Extracted records

^^^^^^^^

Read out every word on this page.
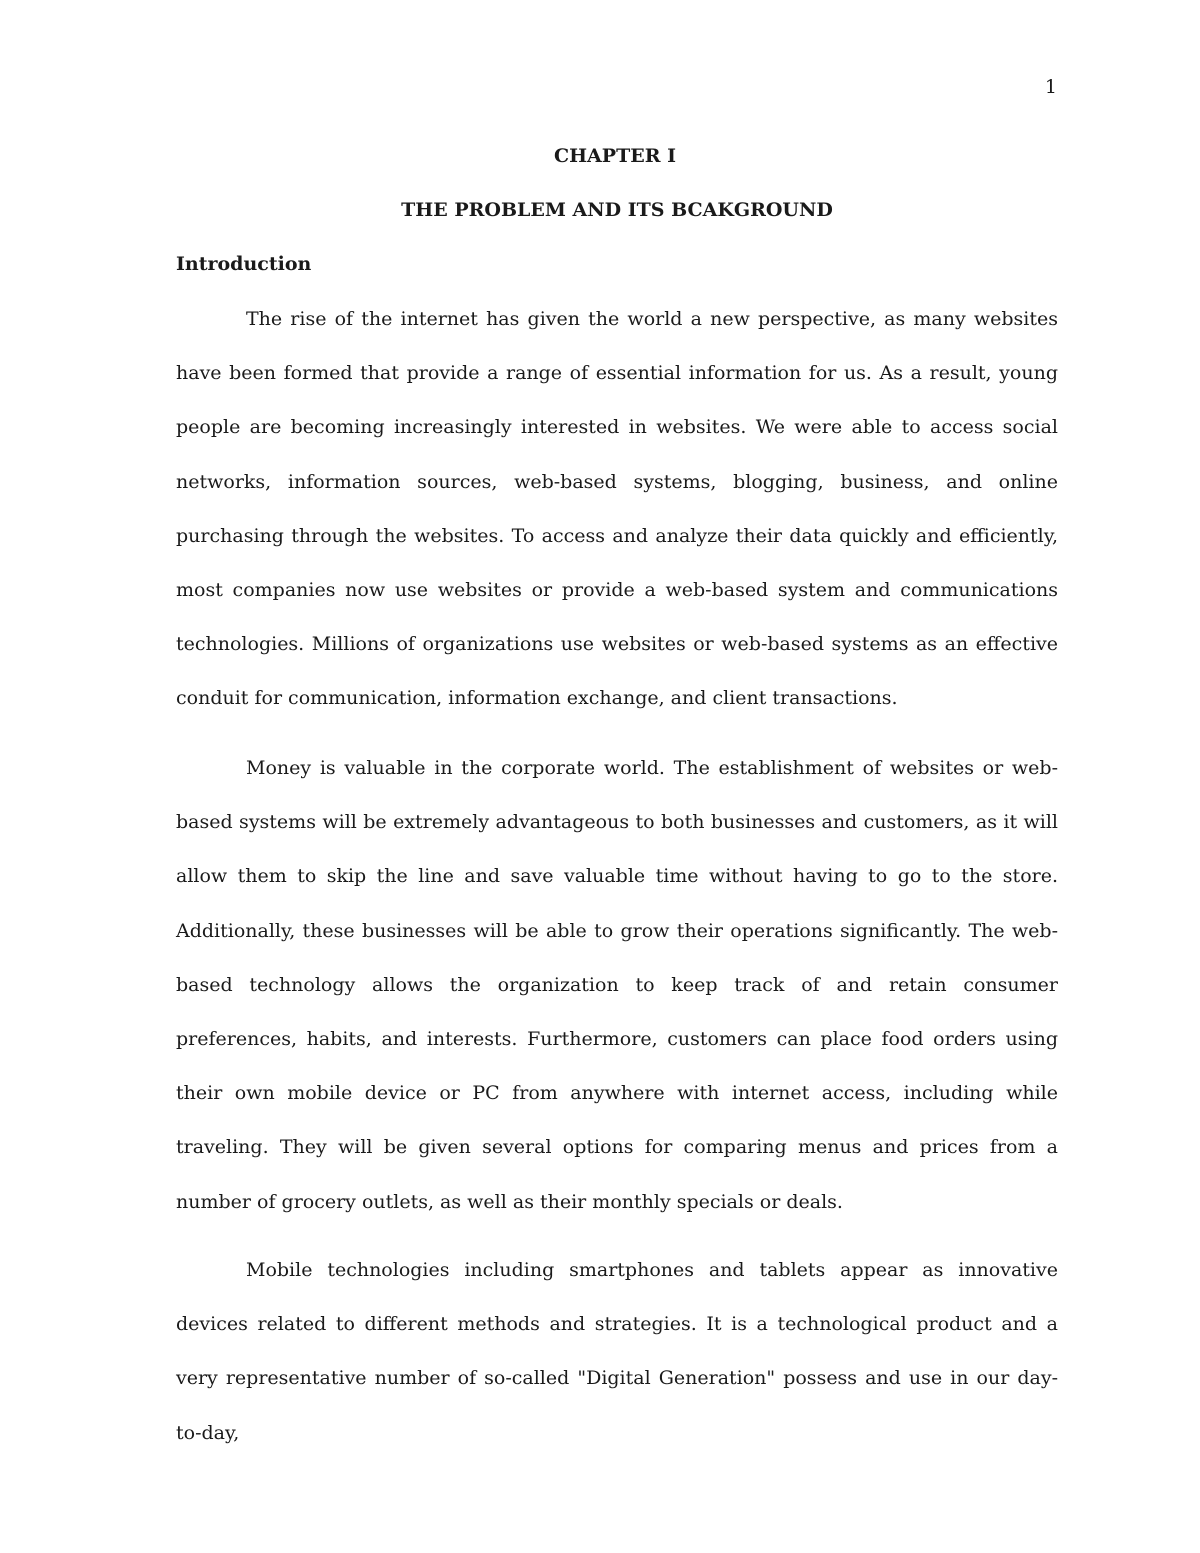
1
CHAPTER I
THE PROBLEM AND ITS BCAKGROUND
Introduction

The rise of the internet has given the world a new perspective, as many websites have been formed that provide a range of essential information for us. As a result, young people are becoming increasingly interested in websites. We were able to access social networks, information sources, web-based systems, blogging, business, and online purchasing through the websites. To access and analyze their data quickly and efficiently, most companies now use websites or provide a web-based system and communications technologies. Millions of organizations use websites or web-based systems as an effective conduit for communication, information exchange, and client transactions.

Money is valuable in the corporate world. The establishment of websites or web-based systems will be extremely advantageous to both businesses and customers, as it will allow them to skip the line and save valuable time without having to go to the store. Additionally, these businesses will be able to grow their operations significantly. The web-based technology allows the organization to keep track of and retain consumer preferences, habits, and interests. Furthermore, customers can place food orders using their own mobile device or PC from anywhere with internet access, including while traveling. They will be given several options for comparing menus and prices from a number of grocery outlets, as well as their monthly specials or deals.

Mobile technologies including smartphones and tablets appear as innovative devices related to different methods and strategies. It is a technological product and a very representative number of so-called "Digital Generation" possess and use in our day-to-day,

^^^^^^^^

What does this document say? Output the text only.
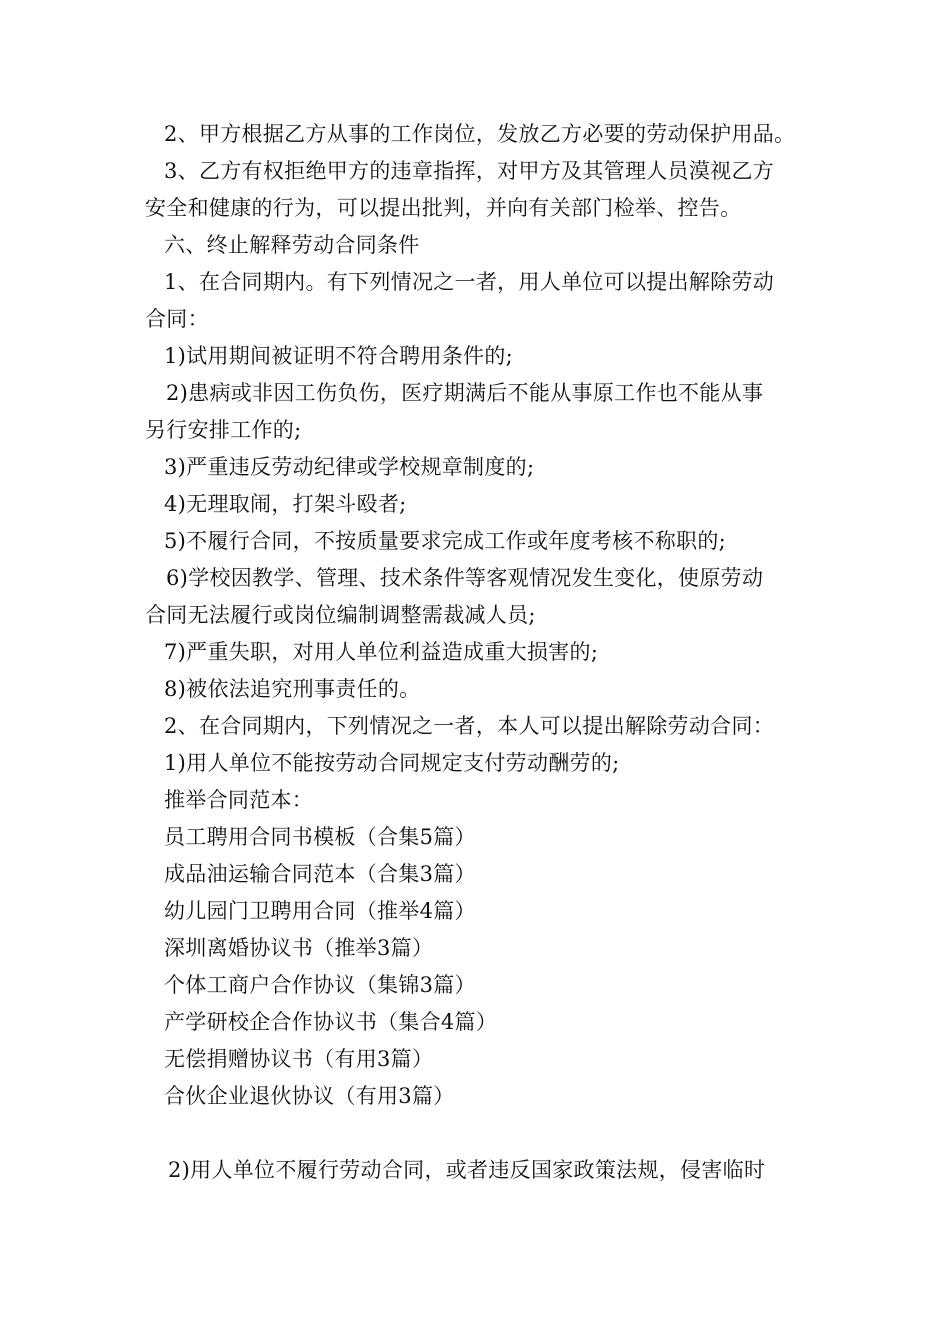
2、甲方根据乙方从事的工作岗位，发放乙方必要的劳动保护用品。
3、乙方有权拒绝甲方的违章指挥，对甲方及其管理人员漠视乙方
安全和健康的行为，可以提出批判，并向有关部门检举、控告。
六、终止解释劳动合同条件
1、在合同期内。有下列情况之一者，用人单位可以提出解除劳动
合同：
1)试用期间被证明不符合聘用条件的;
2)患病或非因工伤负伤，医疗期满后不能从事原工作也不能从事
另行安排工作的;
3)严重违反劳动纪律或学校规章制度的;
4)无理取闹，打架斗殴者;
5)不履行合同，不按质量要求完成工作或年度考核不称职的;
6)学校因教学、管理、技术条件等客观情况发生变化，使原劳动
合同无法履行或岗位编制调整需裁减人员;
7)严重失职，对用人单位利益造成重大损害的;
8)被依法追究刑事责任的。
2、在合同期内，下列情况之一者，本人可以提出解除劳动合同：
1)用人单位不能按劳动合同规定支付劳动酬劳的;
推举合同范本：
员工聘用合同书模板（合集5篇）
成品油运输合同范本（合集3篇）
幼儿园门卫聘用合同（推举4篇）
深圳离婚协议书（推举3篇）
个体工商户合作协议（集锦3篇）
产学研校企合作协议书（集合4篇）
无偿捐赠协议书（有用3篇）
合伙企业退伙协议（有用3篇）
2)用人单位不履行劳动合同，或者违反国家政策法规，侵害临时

^^^^^^^^

TASK DIRECTIONS
Copy every line of the listing that contains the word "this".

EXERCISE OUTPUT
Read out every word on this page.
What does this document say? Output the text only.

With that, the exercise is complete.